— YOUR TASK —
Filter the entries that follow, copying every line in which the word "fattura" appears.

(Dataset entries on figures)
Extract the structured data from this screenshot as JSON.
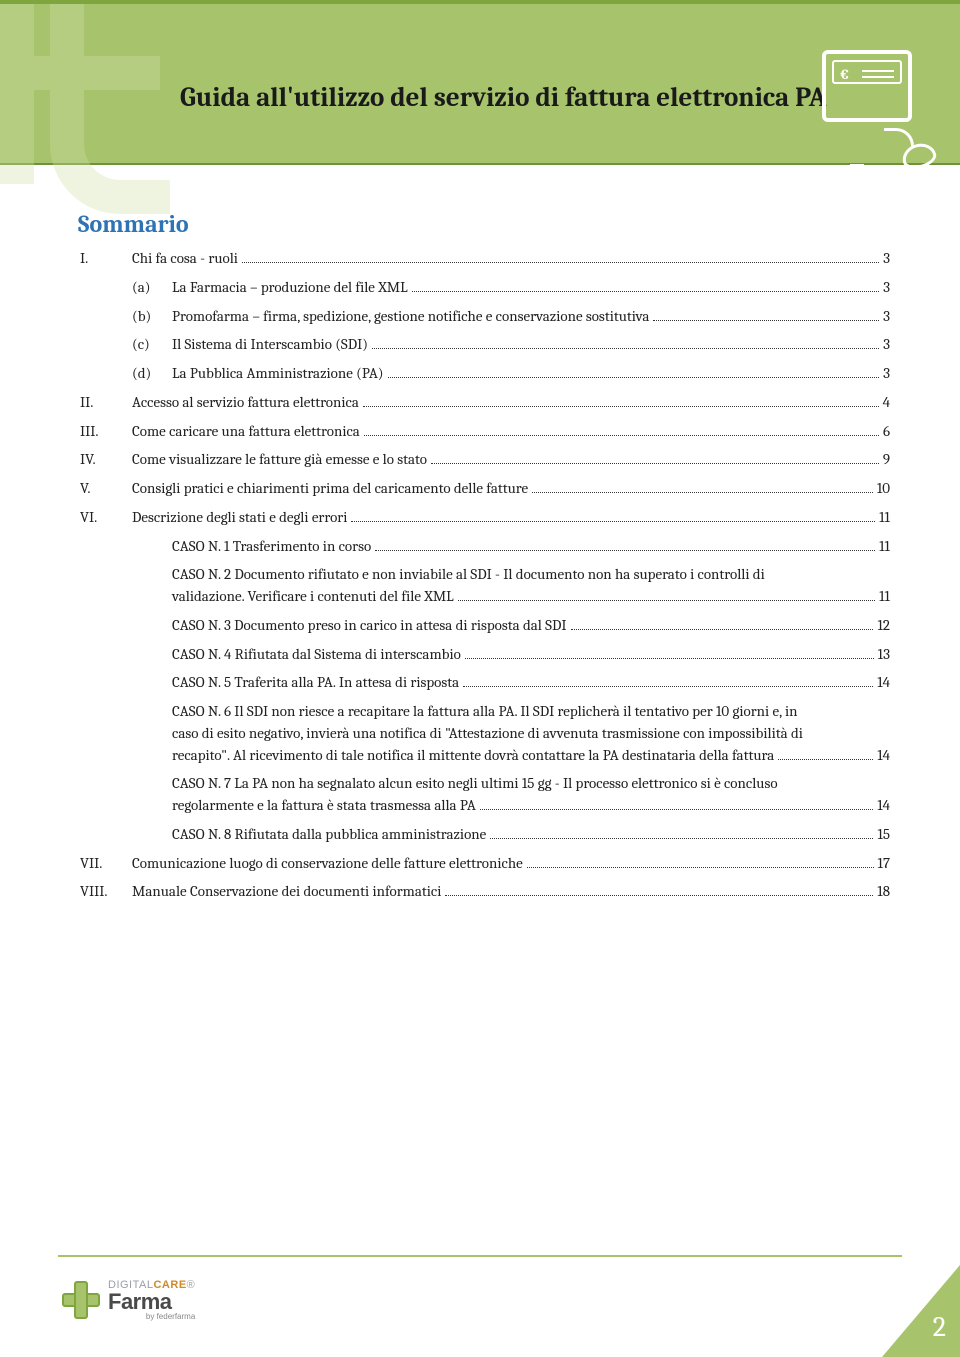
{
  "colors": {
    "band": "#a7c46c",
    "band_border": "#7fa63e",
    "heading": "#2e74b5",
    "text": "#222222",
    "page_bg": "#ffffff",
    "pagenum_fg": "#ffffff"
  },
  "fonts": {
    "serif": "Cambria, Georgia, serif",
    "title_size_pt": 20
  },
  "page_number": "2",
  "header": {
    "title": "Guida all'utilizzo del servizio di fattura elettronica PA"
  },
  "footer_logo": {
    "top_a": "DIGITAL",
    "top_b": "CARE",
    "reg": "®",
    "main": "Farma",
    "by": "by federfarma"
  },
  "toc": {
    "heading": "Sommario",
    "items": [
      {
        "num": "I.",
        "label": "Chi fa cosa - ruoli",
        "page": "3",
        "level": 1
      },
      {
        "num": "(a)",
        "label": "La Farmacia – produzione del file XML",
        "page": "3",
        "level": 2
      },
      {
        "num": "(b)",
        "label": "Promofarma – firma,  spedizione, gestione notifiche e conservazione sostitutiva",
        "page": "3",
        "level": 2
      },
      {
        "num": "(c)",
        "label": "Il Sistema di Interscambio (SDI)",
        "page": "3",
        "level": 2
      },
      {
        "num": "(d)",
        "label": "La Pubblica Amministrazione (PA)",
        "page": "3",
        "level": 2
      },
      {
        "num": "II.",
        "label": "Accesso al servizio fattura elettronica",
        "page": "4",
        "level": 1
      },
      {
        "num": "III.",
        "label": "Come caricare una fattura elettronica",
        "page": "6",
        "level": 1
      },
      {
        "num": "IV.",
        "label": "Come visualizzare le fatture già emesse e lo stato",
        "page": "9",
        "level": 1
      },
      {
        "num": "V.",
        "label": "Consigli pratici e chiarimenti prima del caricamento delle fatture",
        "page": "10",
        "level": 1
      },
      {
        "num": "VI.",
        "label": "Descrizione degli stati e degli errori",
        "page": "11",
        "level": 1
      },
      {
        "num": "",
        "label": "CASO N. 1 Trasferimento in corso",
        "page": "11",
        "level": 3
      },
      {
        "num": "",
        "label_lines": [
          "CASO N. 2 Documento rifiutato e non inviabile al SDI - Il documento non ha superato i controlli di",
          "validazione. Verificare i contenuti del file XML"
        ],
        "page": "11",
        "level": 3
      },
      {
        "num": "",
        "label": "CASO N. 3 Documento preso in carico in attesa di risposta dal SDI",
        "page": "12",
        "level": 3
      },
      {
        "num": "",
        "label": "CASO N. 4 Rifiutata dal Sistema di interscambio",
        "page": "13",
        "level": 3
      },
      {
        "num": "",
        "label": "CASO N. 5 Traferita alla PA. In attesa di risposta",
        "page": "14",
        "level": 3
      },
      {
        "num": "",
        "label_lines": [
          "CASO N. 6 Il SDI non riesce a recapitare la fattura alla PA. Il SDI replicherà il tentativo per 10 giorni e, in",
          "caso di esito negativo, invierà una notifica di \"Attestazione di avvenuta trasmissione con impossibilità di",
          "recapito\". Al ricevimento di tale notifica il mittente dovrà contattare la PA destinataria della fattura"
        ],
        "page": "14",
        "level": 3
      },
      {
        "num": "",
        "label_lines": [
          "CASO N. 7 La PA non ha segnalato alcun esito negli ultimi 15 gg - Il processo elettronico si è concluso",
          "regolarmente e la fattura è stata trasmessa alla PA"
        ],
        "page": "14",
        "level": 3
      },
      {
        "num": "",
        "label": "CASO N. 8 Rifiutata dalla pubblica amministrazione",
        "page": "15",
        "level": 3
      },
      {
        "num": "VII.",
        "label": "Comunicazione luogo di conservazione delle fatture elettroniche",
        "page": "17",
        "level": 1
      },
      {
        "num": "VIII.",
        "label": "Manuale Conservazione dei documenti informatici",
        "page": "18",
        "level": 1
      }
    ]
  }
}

— WORKED SOLUTION —
    "title": "Guida all'utilizzo del servizio di fattura elettronica PA"
        "label": "Accesso al servizio fattura elettronica",
        "label": "Come caricare una fattura elettronica",
          "CASO N. 6 Il SDI non riesce a recapitare la fattura alla PA. Il SDI replicherà il tentativo per 10 giorni e, in",
          "recapito\". Al ricevimento di tale notifica il mittente dovrà contattare la PA destinataria della fattura"
          "regolarmente e la fattura è stata trasmessa alla PA"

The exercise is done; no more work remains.